**Set problem:** In the entries below, find every line holding the string "صدارت" and collect it.

**Data provided:**
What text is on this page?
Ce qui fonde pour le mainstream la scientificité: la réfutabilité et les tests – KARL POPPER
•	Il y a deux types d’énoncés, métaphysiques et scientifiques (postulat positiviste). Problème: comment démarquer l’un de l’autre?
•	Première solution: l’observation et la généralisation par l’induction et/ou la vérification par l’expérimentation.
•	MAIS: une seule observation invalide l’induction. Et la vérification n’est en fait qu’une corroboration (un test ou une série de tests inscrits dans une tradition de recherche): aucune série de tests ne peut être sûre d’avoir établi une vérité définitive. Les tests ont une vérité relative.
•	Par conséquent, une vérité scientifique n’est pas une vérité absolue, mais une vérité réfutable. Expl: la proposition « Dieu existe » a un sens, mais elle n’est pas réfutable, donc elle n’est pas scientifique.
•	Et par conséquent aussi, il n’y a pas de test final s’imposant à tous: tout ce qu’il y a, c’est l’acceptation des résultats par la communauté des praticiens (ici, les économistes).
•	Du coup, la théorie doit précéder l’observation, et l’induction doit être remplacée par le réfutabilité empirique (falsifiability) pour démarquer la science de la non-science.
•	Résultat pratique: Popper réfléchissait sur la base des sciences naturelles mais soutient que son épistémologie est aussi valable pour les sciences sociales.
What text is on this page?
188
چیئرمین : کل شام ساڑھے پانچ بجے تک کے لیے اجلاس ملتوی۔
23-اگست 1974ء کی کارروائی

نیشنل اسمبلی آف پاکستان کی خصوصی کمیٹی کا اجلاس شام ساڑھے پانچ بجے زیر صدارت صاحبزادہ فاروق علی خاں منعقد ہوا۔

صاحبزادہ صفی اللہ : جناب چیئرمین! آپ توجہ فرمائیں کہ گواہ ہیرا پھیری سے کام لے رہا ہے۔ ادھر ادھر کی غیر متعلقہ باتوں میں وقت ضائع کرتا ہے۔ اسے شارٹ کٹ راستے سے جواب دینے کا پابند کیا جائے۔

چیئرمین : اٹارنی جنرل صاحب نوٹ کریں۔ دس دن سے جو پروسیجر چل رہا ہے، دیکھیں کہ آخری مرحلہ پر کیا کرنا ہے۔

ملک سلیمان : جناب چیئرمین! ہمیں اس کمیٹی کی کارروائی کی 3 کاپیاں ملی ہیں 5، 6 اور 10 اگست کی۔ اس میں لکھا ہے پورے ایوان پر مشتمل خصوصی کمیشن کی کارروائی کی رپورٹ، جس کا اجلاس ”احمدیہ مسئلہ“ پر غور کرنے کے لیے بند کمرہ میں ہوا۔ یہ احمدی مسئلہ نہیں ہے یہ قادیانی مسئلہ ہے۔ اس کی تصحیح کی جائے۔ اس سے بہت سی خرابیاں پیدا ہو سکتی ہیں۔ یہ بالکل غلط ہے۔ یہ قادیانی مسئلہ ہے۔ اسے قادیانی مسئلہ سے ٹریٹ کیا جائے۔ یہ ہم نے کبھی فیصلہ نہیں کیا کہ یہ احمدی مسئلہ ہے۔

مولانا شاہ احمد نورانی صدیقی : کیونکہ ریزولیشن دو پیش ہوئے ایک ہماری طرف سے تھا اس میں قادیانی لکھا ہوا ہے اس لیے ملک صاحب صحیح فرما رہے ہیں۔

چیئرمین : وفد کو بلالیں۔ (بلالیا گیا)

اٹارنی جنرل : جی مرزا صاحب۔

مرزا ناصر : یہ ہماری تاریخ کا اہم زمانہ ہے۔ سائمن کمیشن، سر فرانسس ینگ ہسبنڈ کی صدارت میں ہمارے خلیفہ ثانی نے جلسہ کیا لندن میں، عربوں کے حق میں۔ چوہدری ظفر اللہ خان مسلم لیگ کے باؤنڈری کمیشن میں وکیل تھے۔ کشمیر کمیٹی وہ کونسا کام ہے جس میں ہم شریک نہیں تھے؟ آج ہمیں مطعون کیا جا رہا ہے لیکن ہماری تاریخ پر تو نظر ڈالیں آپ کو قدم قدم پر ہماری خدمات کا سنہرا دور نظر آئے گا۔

**Result of the exercise:**
نیشنل اسمبلی آف پاکستان کی خصوصی کمیٹی کا اجلاس شام ساڑھے پانچ بجے زیر صدارت صاحبزادہ فاروق علی خاں منعقد ہوا۔
مرزا ناصر : یہ ہماری تاریخ کا اہم زمانہ ہے۔ سائمن کمیشن، سر فرانسس ینگ ہسبنڈ کی صدارت میں ہمارے خلیفہ ثانی نے جلسہ کیا لندن میں، عربوں کے حق میں۔ چوہدری ظفر اللہ خان مسلم لیگ کے باؤنڈری کمیشن میں وکیل تھے۔ کشمیر کمیٹی وہ کونسا کام ہے جس میں ہم شریک نہیں تھے؟ آج ہمیں مطعون کیا جا رہا ہے لیکن ہماری تاریخ پر تو نظر ڈالیں آپ کو قدم قدم پر ہماری خدمات کا سنہرا دور نظر آئے گا۔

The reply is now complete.